Goal:
Exclude the pictures; give every entry again exactly as written.

Dataset records on visual material
##############################

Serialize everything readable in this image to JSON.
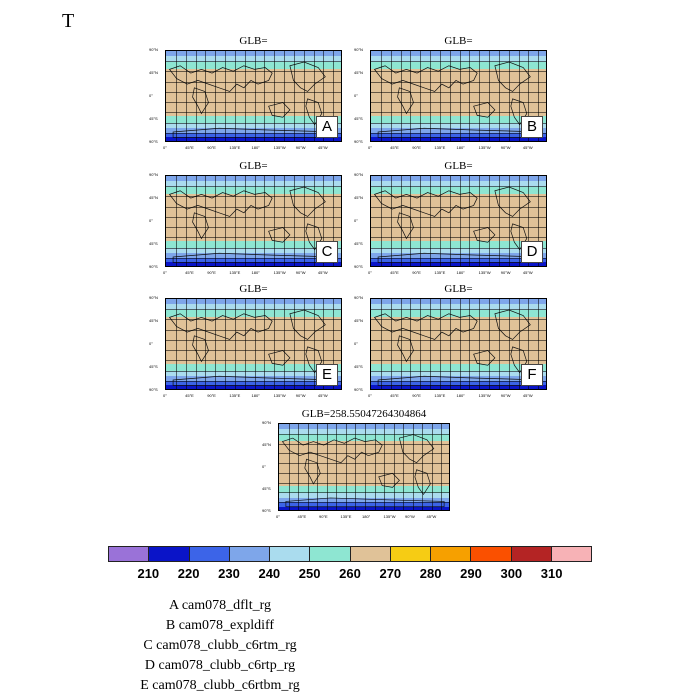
{
  "page_title": "T",
  "panels": [
    {
      "letter": "A",
      "title": "GLB="
    },
    {
      "letter": "B",
      "title": "GLB="
    },
    {
      "letter": "C",
      "title": "GLB="
    },
    {
      "letter": "D",
      "title": "GLB="
    },
    {
      "letter": "E",
      "title": "GLB="
    },
    {
      "letter": "F",
      "title": "GLB="
    },
    {
      "letter": "",
      "title": "GLB=258.55047264304864"
    }
  ],
  "lat_ticks": [
    "90°N",
    "45°N",
    "0°",
    "45°S",
    "90°S"
  ],
  "lon_ticks": [
    "0°",
    "45°E",
    "90°E",
    "135°E",
    "180°",
    "135°W",
    "90°W",
    "45°W"
  ],
  "colorbar": {
    "colors": [
      "#9a72d8",
      "#0a14c8",
      "#3c64e8",
      "#7ea6ea",
      "#aadcee",
      "#8ee6d2",
      "#e0c298",
      "#f6cc14",
      "#f6a000",
      "#fa5000",
      "#b42424",
      "#f7b2b6"
    ],
    "labels": [
      "210",
      "220",
      "230",
      "240",
      "250",
      "260",
      "270",
      "280",
      "290",
      "300",
      "310"
    ]
  },
  "legend": [
    "A  cam078_dflt_rg",
    "B  cam078_expldiff",
    "C  cam078_clubb_c6rtm_rg",
    "D  cam078_clubb_c6rtp_rg",
    "E  cam078_clubb_c6rtbm_rg"
  ]
}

##############################

The result:
Serialize everything readable in this image to JSON.
{
  "page_title": "T",
  "panels": [
    {
      "letter": "A",
      "title": "GLB="
    },
    {
      "letter": "B",
      "title": "GLB="
    },
    {
      "letter": "C",
      "title": "GLB="
    },
    {
      "letter": "D",
      "title": "GLB="
    },
    {
      "letter": "E",
      "title": "GLB="
    },
    {
      "letter": "F",
      "title": "GLB="
    },
    {
      "letter": "",
      "title": "GLB=258.55047264304864"
    }
  ],
  "lat_ticks": [
    "90°N",
    "45°N",
    "0°",
    "45°S",
    "90°S"
  ],
  "lon_ticks": [
    "0°",
    "45°E",
    "90°E",
    "135°E",
    "180°",
    "135°W",
    "90°W",
    "45°W"
  ],
  "colorbar": {
    "colors": [
      "#9a72d8",
      "#0a14c8",
      "#3c64e8",
      "#7ea6ea",
      "#aadcee",
      "#8ee6d2",
      "#e0c298",
      "#f6cc14",
      "#f6a000",
      "#fa5000",
      "#b42424",
      "#f7b2b6"
    ],
    "labels": [
      "210",
      "220",
      "230",
      "240",
      "250",
      "260",
      "270",
      "280",
      "290",
      "300",
      "310"
    ]
  },
  "legend": [
    "A  cam078_dflt_rg",
    "B  cam078_expldiff",
    "C  cam078_clubb_c6rtm_rg",
    "D  cam078_clubb_c6rtp_rg",
    "E  cam078_clubb_c6rtbm_rg"
  ]
}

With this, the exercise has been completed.